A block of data
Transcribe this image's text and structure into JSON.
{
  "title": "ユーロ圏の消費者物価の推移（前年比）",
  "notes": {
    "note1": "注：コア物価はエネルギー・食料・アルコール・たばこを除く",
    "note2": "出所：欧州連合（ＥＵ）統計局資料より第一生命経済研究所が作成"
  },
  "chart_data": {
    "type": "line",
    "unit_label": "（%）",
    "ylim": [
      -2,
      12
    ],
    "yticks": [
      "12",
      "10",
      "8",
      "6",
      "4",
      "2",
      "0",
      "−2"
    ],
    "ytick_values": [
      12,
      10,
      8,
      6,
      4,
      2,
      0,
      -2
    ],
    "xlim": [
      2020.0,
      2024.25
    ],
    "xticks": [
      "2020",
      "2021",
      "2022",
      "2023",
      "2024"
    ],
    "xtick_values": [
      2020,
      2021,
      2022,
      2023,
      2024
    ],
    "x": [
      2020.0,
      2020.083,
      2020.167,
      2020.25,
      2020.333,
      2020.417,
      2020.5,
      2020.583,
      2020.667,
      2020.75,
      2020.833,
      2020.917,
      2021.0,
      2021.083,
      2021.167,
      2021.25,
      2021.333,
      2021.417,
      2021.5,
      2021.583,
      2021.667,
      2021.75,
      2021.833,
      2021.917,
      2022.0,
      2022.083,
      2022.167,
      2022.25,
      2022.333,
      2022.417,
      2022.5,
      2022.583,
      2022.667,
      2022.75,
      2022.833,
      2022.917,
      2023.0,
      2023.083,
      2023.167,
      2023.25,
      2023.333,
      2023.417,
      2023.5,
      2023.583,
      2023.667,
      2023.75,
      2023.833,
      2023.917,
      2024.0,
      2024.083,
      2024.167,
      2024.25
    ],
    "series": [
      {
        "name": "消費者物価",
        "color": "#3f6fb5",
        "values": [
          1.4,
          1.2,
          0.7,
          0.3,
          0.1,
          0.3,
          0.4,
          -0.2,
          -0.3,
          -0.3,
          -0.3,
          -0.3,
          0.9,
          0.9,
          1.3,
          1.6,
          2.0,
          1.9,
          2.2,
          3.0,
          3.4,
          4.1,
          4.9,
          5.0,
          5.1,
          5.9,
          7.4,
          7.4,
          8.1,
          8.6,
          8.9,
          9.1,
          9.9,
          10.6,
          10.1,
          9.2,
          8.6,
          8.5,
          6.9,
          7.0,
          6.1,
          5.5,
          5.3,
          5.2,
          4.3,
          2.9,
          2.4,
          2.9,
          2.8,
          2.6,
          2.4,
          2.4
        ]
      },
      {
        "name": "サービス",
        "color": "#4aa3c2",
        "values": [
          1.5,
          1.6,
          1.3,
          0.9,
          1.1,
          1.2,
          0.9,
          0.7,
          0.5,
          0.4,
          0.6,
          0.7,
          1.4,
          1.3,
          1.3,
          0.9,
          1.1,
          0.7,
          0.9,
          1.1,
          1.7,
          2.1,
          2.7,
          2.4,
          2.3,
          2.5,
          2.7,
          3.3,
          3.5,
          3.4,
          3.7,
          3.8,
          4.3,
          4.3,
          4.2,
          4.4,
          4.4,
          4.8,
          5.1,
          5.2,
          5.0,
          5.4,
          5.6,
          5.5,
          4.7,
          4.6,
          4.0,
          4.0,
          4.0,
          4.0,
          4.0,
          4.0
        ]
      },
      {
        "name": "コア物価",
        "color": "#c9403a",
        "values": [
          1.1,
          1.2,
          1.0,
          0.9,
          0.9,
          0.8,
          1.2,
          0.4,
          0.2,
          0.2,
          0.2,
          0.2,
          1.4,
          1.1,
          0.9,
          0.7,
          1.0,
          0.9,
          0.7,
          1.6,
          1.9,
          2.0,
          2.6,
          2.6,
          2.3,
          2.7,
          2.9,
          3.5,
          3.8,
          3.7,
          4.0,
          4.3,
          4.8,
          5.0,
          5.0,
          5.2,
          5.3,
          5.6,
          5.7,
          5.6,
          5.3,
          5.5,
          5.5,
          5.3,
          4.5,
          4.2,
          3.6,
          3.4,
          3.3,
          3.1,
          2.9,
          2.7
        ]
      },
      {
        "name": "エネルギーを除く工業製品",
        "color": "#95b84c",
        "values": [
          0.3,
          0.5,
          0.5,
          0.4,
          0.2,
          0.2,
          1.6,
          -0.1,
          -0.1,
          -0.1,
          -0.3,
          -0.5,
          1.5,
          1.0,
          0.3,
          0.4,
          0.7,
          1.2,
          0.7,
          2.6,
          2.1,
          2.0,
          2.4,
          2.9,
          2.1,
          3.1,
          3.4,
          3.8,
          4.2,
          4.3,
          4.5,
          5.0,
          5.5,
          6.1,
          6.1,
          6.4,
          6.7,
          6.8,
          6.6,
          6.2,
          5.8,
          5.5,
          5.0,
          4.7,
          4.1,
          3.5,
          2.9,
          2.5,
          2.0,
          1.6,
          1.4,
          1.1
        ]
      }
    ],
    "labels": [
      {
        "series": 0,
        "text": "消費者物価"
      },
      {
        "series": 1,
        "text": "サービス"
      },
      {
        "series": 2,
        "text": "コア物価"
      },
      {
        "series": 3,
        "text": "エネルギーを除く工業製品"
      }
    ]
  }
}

What to produce:
In the entries above, identify each line that includes the string "text", then copy it.

Result:
Transcribe this image's text and structure into JSON.
        "text": "消費者物価"
        "text": "サービス"
        "text": "コア物価"
        "text": "エネルギーを除く工業製品"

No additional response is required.